> [THE TASK]: Transcribe the data that follows precisely, omitting nothing.

> [INFORMATION SUPPLIED]:

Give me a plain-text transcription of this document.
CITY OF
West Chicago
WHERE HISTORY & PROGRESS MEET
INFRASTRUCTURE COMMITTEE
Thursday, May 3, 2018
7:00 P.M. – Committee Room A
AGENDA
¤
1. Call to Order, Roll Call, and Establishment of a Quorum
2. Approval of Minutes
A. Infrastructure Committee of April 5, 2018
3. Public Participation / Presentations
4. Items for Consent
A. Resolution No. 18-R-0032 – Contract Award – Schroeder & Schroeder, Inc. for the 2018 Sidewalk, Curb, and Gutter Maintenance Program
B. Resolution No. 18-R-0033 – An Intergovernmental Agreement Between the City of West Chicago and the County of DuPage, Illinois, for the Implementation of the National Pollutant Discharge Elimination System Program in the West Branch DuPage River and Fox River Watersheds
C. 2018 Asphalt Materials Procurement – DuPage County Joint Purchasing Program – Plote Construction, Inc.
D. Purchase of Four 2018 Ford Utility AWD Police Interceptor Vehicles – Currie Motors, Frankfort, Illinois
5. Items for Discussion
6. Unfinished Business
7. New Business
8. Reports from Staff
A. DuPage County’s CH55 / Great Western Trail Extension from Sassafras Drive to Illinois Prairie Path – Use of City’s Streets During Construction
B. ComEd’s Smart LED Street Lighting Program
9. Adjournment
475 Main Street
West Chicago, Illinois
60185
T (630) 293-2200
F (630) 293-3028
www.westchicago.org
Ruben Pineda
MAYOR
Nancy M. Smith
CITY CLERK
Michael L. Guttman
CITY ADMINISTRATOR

> [ANSWER TO THE TASK]:
Give me a plain-text transcription of this document.
CITY OF
West Chicago
WHERE HISTORY & PROGRESS MEET
INFRASTRUCTURE COMMITTEE
Thursday, May 3, 2018
7:00 P.M. – Committee Room A
AGENDA
¤
1. Call to Order, Roll Call, and Establishment of a Quorum
2. Approval of Minutes
A. Infrastructure Committee of April 5, 2018
3. Public Participation / Presentations
4. Items for Consent
A. Resolution No. 18-R-0032 – Contract Award – Schroeder & Schroeder, Inc. for the 2018 Sidewalk, Curb, and Gutter Maintenance Program
B. Resolution No. 18-R-0033 – An Intergovernmental Agreement Between the City of West Chicago and the County of DuPage, Illinois, for the Implementation of the National Pollutant Discharge Elimination System Program in the West Branch DuPage River and Fox River Watersheds
C. 2018 Asphalt Materials Procurement – DuPage County Joint Purchasing Program – Plote Construction, Inc.
D. Purchase of Four 2018 Ford Utility AWD Police Interceptor Vehicles – Currie Motors, Frankfort, Illinois
5. Items for Discussion
6. Unfinished Business
7. New Business
8. Reports from Staff
A. DuPage County’s CH55 / Great Western Trail Extension from Sassafras Drive to Illinois Prairie Path – Use of City’s Streets During Construction
B. ComEd’s Smart LED Street Lighting Program
9. Adjournment
475 Main Street
West Chicago, Illinois
60185
T (630) 293-2200
F (630) 293-3028
www.westchicago.org
Ruben Pineda
MAYOR
Nancy M. Smith
CITY CLERK
Michael L. Guttman
CITY ADMINISTRATOR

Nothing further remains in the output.